State only the number of lines that contain the string "structure".
=-=-=
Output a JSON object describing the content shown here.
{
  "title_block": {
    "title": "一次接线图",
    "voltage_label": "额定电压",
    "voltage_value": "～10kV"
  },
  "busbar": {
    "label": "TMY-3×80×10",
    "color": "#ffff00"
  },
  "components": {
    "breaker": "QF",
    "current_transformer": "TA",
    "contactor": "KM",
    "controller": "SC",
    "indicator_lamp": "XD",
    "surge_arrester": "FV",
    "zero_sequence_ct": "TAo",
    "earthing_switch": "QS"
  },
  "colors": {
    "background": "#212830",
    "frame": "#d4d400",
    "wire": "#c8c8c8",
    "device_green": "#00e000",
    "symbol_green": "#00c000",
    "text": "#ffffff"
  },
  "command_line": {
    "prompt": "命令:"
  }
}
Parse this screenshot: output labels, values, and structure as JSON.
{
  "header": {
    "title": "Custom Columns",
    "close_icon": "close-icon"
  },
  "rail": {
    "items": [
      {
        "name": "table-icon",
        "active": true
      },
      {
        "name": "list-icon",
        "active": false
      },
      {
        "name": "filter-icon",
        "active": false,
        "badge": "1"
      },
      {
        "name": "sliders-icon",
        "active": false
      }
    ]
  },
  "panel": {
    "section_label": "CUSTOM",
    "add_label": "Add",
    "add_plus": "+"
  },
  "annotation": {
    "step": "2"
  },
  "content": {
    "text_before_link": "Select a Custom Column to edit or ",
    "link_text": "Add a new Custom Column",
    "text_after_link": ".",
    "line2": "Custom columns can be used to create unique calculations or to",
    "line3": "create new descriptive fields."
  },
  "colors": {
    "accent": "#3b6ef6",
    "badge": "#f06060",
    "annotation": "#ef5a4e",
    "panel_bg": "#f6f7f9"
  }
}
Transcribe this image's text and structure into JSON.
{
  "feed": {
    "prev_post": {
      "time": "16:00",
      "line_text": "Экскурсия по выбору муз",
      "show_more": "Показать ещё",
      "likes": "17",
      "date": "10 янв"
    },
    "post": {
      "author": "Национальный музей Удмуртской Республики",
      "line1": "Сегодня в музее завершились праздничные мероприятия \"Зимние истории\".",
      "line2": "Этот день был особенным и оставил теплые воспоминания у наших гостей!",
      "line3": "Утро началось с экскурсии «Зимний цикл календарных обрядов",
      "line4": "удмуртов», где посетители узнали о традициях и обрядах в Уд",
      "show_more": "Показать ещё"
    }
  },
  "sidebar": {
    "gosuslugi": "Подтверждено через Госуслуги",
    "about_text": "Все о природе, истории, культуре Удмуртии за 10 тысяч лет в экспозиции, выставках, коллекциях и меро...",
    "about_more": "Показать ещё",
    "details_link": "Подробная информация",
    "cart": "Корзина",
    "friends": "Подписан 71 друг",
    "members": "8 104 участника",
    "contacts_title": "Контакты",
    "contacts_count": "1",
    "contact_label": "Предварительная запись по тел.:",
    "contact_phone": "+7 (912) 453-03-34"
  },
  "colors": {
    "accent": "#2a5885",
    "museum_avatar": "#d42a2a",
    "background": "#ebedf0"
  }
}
=-=-=
## [Answer for the task]
2